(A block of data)
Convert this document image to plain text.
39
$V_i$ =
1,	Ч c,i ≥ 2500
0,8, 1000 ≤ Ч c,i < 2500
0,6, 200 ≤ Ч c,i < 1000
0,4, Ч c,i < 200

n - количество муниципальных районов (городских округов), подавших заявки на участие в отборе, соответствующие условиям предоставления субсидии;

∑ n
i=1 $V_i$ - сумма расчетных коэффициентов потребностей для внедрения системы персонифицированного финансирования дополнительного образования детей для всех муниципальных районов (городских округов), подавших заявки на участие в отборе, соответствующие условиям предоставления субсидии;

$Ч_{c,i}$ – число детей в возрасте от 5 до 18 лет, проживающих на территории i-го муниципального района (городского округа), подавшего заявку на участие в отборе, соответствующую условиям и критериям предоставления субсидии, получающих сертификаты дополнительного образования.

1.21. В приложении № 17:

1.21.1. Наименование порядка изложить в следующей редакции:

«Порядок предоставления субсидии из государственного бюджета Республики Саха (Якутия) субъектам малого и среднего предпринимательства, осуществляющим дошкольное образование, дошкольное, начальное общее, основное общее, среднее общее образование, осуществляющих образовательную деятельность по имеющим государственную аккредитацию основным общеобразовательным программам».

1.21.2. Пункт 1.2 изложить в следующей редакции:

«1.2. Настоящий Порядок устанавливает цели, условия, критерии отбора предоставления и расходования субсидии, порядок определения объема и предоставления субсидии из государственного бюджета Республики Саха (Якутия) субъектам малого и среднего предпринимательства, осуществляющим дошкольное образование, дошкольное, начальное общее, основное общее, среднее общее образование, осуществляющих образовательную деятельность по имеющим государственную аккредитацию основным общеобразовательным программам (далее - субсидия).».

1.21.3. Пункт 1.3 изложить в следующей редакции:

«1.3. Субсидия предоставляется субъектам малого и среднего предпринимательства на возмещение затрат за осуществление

[Exercise details]: Please quote every record above exactly as it appears.

[Result for this exercise]:
Convert this document image to plain text.
39
$V_i$ =
1,	Ч c,i ≥ 2500
0,8, 1000 ≤ Ч c,i < 2500
0,6, 200 ≤ Ч c,i < 1000
0,4, Ч c,i < 200

n - количество муниципальных районов (городских округов), подавших заявки на участие в отборе, соответствующие условиям предоставления субсидии;

∑ n
i=1 $V_i$ - сумма расчетных коэффициентов потребностей для внедрения системы персонифицированного финансирования дополнительного образования детей для всех муниципальных районов (городских округов), подавших заявки на участие в отборе, соответствующие условиям предоставления субсидии;

$Ч_{c,i}$ – число детей в возрасте от 5 до 18 лет, проживающих на территории i-го муниципального района (городского округа), подавшего заявку на участие в отборе, соответствующую условиям и критериям предоставления субсидии, получающих сертификаты дополнительного образования.

1.21. В приложении № 17:

1.21.1. Наименование порядка изложить в следующей редакции:

«Порядок предоставления субсидии из государственного бюджета Республики Саха (Якутия) субъектам малого и среднего предпринимательства, осуществляющим дошкольное образование, дошкольное, начальное общее, основное общее, среднее общее образование, осуществляющих образовательную деятельность по имеющим государственную аккредитацию основным общеобразовательным программам».

1.21.2. Пункт 1.2 изложить в следующей редакции:

«1.2. Настоящий Порядок устанавливает цели, условия, критерии отбора предоставления и расходования субсидии, порядок определения объема и предоставления субсидии из государственного бюджета Республики Саха (Якутия) субъектам малого и среднего предпринимательства, осуществляющим дошкольное образование, дошкольное, начальное общее, основное общее, среднее общее образование, осуществляющих образовательную деятельность по имеющим государственную аккредитацию основным общеобразовательным программам (далее - субсидия).».

1.21.3. Пункт 1.3 изложить в следующей редакции:

«1.3. Субсидия предоставляется субъектам малого и среднего предпринимательства на возмещение затрат за осуществление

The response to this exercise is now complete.